=== Data for this task ===
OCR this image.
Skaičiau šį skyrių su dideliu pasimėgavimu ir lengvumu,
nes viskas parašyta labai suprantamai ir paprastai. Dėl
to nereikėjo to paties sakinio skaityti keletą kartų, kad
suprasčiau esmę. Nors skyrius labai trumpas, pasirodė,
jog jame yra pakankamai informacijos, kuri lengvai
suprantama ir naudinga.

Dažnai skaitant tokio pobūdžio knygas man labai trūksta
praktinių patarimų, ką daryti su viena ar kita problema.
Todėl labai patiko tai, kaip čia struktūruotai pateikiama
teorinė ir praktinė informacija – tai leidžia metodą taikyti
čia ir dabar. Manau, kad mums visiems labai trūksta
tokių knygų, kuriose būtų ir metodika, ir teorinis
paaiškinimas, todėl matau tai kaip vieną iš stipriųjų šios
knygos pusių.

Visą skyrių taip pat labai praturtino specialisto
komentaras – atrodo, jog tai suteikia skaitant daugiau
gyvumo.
===
# What needs to be done:
Nothing should be changed: write out all of the data as is.

# Exercise output:
OCR this image.
Skaičiau šį skyrių su dideliu pasimėgavimu ir lengvumu,
nes viskas parašyta labai suprantamai ir paprastai. Dėl
to nereikėjo to paties sakinio skaityti keletą kartų, kad
suprasčiau esmę. Nors skyrius labai trumpas, pasirodė,
jog jame yra pakankamai informacijos, kuri lengvai
suprantama ir naudinga.

Dažnai skaitant tokio pobūdžio knygas man labai trūksta
praktinių patarimų, ką daryti su viena ar kita problema.
Todėl labai patiko tai, kaip čia struktūruotai pateikiama
teorinė ir praktinė informacija – tai leidžia metodą taikyti
čia ir dabar. Manau, kad mums visiems labai trūksta
tokių knygų, kuriose būtų ir metodika, ir teorinis
paaiškinimas, todėl matau tai kaip vieną iš stipriųjų šios
knygos pusių.

Visą skyrių taip pat labai praturtino specialisto
komentaras – atrodo, jog tai suteikia skaitant daugiau
gyvumo.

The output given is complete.